[Exercise description]: Every line of the entries with the word "people" in it should be shown.

[Data to examine]:

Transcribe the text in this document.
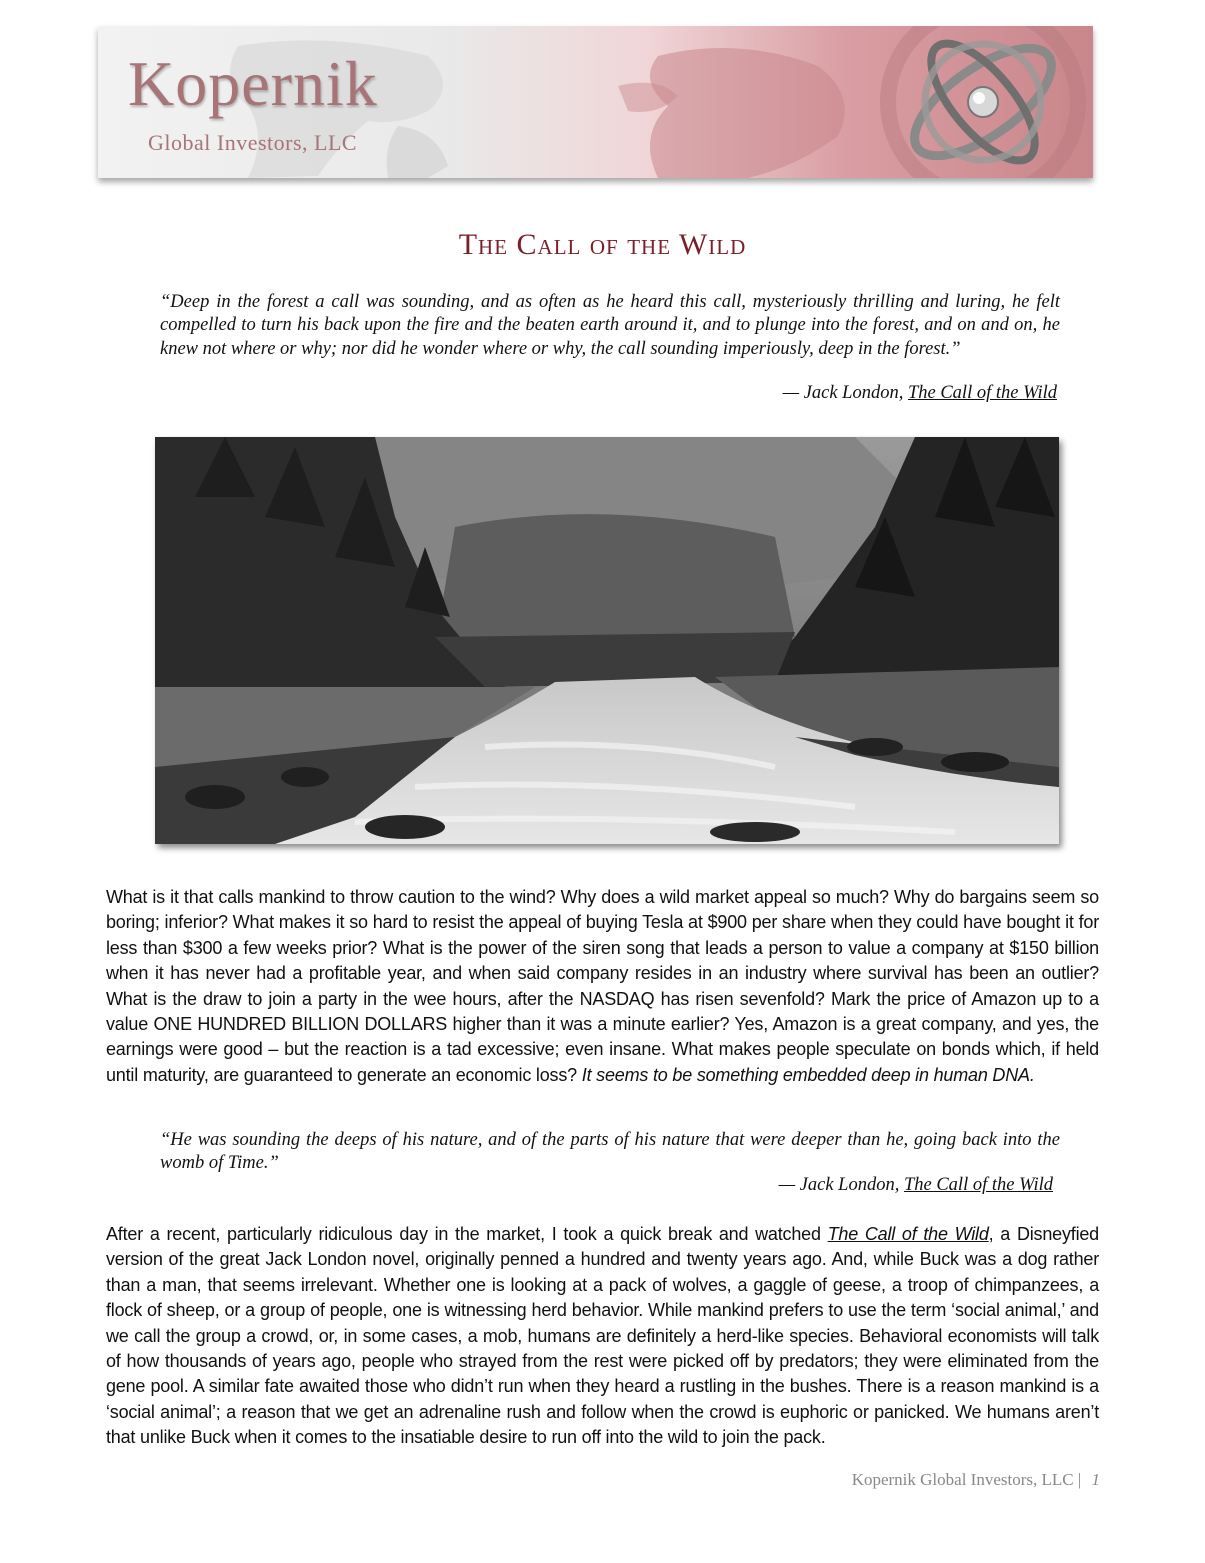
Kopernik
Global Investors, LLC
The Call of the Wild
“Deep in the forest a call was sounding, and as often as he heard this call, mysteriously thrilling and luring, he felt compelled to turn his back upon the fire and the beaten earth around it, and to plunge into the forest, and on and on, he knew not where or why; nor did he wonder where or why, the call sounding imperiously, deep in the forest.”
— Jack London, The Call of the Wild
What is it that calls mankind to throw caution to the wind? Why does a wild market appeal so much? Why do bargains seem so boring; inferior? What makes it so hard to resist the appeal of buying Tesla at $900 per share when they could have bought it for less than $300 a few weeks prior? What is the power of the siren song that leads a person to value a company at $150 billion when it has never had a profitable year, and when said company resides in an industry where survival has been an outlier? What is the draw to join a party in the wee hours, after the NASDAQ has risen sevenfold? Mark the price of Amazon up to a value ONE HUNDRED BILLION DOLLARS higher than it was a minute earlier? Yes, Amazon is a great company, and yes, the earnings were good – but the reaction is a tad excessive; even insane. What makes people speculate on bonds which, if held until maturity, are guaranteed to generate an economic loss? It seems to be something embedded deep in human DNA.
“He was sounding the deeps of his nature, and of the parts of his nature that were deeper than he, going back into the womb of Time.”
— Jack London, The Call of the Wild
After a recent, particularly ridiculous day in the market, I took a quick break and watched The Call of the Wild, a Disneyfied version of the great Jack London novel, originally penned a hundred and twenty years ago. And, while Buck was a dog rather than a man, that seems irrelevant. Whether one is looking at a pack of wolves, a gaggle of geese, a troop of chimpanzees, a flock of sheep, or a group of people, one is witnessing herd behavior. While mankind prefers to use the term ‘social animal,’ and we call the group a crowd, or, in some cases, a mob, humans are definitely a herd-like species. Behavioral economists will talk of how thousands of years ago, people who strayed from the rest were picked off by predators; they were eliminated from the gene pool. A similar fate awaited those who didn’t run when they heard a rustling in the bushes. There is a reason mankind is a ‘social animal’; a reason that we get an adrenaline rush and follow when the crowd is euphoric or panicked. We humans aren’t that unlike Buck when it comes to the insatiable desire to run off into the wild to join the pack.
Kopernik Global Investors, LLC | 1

---

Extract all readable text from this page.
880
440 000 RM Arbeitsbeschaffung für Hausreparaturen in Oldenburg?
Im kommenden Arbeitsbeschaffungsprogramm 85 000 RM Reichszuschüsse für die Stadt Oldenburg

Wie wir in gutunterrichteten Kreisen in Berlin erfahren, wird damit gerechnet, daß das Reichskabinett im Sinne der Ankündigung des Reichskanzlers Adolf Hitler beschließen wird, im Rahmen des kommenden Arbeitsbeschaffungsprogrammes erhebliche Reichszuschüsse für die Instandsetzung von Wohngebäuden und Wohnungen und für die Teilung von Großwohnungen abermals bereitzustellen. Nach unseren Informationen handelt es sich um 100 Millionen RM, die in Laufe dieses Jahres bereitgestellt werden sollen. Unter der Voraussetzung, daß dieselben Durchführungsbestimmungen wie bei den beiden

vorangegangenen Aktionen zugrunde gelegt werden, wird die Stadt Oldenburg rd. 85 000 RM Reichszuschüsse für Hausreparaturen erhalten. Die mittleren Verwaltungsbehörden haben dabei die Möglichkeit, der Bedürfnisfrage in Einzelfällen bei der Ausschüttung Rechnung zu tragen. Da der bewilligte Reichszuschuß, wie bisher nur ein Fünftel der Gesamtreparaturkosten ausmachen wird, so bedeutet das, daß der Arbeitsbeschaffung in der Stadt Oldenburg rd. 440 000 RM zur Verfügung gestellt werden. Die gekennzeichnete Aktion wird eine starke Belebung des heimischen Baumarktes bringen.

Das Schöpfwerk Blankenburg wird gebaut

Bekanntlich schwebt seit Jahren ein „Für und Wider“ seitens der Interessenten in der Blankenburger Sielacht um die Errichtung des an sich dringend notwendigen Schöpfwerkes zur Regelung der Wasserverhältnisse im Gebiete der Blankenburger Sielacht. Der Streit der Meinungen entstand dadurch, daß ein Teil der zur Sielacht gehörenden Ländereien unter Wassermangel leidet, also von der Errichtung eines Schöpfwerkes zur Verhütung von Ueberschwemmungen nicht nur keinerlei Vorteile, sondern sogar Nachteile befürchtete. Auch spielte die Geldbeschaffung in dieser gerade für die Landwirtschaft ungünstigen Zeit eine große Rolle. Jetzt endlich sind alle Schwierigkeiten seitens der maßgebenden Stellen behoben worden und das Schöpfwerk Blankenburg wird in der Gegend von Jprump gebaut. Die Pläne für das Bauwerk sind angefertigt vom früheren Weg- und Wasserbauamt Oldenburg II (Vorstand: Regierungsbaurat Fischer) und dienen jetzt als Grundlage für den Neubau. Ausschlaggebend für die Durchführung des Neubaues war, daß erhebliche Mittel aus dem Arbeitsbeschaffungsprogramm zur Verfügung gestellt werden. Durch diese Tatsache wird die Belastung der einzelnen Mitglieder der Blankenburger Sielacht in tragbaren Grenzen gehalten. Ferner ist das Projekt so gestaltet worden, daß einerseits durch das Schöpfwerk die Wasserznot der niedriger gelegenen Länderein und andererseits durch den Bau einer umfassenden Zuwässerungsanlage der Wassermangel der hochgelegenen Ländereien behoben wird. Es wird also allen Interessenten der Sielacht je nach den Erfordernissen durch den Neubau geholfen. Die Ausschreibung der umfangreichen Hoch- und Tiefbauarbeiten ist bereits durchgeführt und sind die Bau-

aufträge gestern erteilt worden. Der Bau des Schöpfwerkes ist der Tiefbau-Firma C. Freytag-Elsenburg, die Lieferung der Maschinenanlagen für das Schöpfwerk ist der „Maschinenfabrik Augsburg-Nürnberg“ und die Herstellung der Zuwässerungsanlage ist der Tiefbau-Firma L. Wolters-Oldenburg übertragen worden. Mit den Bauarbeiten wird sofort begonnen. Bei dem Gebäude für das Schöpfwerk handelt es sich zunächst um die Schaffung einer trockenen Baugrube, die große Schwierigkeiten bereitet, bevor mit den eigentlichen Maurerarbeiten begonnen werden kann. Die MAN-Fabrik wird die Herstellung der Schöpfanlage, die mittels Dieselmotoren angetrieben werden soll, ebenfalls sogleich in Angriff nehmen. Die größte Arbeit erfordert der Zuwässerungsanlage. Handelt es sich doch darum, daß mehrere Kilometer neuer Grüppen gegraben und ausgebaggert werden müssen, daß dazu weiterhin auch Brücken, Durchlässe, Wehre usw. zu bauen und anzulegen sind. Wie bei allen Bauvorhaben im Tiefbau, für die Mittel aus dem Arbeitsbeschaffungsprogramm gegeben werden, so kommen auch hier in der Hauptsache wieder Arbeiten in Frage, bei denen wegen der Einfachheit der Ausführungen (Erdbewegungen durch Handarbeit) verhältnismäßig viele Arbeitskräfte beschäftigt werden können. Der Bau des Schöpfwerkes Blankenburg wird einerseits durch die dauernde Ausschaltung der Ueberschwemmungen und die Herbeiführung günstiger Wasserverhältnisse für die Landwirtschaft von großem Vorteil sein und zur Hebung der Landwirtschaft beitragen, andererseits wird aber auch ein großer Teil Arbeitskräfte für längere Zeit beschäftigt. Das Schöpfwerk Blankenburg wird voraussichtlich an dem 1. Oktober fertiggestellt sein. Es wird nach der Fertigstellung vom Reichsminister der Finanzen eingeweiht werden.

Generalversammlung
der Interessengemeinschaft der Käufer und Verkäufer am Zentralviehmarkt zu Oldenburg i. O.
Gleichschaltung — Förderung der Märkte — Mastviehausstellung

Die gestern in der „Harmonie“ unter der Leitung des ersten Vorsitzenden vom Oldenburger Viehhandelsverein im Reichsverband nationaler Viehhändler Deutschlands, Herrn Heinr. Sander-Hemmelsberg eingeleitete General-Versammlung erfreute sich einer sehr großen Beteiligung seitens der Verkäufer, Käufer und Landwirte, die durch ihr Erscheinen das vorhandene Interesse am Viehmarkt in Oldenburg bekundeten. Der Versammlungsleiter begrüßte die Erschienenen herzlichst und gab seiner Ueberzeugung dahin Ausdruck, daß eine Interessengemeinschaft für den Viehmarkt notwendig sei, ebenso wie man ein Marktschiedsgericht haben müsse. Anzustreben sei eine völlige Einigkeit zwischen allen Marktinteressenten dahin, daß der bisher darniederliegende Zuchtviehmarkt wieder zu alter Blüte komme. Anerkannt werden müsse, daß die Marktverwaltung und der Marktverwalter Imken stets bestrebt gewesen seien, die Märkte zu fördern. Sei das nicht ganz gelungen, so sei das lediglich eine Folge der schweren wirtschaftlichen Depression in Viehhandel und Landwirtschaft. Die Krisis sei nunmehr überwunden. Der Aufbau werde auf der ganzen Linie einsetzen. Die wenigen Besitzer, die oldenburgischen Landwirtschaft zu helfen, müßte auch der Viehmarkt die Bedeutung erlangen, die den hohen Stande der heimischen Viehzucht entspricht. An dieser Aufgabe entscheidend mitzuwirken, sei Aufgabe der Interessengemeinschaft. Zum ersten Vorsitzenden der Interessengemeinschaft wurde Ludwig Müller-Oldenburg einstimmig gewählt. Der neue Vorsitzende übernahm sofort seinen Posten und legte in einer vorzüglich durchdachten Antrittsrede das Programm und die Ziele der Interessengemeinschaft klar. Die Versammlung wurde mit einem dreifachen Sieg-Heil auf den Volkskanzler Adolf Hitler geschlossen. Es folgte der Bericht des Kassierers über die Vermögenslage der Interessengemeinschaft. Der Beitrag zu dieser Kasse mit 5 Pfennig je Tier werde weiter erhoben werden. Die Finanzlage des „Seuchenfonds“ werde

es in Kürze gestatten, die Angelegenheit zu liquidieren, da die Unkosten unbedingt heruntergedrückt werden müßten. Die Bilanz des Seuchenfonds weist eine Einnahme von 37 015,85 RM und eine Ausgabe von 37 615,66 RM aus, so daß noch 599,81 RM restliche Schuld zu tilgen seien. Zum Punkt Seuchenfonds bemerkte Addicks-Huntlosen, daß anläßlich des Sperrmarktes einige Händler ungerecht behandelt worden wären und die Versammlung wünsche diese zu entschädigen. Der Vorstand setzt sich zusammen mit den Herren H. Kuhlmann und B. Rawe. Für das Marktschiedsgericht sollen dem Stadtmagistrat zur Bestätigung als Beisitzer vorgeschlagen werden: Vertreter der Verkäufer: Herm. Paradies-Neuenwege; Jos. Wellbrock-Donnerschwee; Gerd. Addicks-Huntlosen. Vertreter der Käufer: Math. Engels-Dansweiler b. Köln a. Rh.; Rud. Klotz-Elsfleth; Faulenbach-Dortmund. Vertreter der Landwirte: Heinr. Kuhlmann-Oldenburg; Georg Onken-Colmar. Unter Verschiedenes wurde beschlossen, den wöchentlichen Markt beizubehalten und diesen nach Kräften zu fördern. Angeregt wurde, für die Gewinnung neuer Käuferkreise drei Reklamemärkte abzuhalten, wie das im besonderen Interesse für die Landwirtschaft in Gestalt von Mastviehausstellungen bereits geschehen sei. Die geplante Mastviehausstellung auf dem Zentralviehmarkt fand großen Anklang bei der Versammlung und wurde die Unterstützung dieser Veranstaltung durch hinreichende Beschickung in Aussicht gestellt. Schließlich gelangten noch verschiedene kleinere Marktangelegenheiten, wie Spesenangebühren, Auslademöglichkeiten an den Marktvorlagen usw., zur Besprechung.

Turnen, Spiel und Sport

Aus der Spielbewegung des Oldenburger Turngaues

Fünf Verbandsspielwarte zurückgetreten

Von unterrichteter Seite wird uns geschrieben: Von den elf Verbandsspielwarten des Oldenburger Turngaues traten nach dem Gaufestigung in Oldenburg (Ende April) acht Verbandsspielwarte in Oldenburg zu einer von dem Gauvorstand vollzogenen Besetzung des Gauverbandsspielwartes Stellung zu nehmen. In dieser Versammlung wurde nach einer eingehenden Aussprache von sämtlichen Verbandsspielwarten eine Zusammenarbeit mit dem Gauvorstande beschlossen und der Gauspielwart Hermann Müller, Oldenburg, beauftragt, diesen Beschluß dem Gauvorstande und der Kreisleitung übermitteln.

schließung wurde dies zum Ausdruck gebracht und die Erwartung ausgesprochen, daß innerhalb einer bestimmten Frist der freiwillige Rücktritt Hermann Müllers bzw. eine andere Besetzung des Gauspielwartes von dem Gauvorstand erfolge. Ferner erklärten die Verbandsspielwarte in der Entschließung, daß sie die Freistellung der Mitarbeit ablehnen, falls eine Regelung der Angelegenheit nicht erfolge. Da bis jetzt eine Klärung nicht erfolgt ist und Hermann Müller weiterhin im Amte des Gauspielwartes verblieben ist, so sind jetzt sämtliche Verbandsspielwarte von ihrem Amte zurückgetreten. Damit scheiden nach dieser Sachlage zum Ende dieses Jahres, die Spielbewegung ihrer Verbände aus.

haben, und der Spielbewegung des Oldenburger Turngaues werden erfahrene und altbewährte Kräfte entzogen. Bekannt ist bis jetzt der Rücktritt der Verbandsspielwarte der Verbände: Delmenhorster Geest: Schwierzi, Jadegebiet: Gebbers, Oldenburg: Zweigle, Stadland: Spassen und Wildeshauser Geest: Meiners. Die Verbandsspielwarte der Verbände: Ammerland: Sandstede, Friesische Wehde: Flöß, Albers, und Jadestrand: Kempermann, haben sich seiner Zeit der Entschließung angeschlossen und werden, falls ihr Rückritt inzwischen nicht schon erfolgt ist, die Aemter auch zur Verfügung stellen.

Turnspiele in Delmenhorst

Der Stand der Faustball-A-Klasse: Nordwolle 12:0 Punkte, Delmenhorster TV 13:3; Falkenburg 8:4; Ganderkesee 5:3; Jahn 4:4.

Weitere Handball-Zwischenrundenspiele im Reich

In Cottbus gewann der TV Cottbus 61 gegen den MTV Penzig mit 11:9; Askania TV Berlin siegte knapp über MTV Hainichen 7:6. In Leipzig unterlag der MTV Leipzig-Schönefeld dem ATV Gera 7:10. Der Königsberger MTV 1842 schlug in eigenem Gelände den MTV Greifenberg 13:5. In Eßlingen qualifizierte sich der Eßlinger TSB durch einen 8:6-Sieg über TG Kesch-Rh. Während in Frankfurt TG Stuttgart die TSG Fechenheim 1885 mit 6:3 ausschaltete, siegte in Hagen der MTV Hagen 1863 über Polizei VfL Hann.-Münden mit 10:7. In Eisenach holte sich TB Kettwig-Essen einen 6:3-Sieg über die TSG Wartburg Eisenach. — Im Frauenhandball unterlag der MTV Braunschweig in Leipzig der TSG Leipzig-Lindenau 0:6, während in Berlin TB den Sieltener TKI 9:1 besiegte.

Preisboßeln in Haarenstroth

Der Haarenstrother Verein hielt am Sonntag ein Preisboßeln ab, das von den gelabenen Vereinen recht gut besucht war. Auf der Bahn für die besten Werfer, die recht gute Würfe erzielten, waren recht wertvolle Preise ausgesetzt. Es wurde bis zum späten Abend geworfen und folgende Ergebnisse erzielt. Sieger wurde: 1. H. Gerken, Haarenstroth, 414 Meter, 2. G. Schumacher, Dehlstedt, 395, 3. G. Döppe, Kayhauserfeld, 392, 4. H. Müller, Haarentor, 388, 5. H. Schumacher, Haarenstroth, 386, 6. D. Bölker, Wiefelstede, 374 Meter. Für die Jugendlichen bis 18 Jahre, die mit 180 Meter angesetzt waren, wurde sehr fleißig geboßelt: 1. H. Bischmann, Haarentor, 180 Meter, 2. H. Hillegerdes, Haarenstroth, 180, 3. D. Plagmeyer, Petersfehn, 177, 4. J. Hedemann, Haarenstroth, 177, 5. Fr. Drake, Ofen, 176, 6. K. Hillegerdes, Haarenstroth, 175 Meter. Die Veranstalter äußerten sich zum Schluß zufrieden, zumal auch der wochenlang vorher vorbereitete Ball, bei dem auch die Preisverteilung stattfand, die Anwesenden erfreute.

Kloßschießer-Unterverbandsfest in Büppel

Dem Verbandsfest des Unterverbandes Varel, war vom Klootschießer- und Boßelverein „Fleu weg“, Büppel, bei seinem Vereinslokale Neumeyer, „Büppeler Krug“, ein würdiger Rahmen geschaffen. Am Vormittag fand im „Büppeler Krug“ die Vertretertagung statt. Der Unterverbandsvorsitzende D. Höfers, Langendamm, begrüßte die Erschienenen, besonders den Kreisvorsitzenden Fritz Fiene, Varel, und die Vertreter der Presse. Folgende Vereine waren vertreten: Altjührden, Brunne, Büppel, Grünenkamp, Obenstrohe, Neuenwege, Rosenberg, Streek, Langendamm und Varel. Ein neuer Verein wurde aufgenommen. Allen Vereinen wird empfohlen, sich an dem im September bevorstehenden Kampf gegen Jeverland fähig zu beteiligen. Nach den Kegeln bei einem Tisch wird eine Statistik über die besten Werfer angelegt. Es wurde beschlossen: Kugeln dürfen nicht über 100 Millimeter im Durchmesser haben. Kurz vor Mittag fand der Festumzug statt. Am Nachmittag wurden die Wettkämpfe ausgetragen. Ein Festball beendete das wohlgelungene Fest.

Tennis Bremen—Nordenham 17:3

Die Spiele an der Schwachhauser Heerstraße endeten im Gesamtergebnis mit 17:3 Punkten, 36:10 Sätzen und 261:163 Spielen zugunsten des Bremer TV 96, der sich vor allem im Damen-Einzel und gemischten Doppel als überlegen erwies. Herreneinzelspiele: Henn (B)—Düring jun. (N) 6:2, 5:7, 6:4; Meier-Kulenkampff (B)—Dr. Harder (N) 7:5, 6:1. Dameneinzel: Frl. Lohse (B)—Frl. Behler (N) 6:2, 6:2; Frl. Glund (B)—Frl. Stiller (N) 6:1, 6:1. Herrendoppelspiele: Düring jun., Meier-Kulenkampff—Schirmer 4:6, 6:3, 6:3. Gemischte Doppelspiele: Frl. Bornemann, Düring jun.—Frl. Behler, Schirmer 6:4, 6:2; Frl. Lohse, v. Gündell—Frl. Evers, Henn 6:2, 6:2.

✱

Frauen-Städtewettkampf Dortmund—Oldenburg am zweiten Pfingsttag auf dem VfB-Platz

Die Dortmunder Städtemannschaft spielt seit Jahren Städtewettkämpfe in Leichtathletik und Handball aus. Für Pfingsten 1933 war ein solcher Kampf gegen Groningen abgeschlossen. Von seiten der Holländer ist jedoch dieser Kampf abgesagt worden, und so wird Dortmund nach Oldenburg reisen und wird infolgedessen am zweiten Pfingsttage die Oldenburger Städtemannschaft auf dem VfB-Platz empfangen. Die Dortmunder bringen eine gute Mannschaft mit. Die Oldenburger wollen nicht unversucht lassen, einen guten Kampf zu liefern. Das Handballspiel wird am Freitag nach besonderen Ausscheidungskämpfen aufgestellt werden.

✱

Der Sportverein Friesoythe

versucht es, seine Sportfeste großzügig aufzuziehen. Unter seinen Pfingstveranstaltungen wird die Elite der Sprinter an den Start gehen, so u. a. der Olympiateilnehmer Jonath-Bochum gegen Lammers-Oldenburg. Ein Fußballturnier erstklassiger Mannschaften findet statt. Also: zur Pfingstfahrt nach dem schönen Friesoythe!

[Reply to the task]:
What is it that calls mankind to throw caution to the wind? Why does a wild market appeal so much? Why do bargains seem so boring; inferior? What makes it so hard to resist the appeal of buying Tesla at $900 per share when they could have bought it for less than $300 a few weeks prior? What is the power of the siren song that leads a person to value a company at $150 billion when it has never had a profitable year, and when said company resides in an industry where survival has been an outlier? What is the draw to join a party in the wee hours, after the NASDAQ has risen sevenfold? Mark the price of Amazon up to a value ONE HUNDRED BILLION DOLLARS higher than it was a minute earlier? Yes, Amazon is a great company, and yes, the earnings were good – but the reaction is a tad excessive; even insane. What makes people speculate on bonds which, if held until maturity, are guaranteed to generate an economic loss? It seems to be something embedded deep in human DNA.
After a recent, particularly ridiculous day in the market, I took a quick break and watched The Call of the Wild, a Disneyfied version of the great Jack London novel, originally penned a hundred and twenty years ago. And, while Buck was a dog rather than a man, that seems irrelevant. Whether one is looking at a pack of wolves, a gaggle of geese, a troop of chimpanzees, a flock of sheep, or a group of people, one is witnessing herd behavior. While mankind prefers to use the term ‘social animal,’ and we call the group a crowd, or, in some cases, a mob, humans are definitely a herd-like species. Behavioral economists will talk of how thousands of years ago, people who strayed from the rest were picked off by predators; they were eliminated from the gene pool. A similar fate awaited those who didn’t run when they heard a rustling in the bushes. There is a reason mankind is a ‘social animal’; a reason that we get an adrenaline rush and follow when the crowd is euphoric or panicked. We humans aren’t that unlike Buck when it comes to the insatiable desire to run off into the wild to join the pack.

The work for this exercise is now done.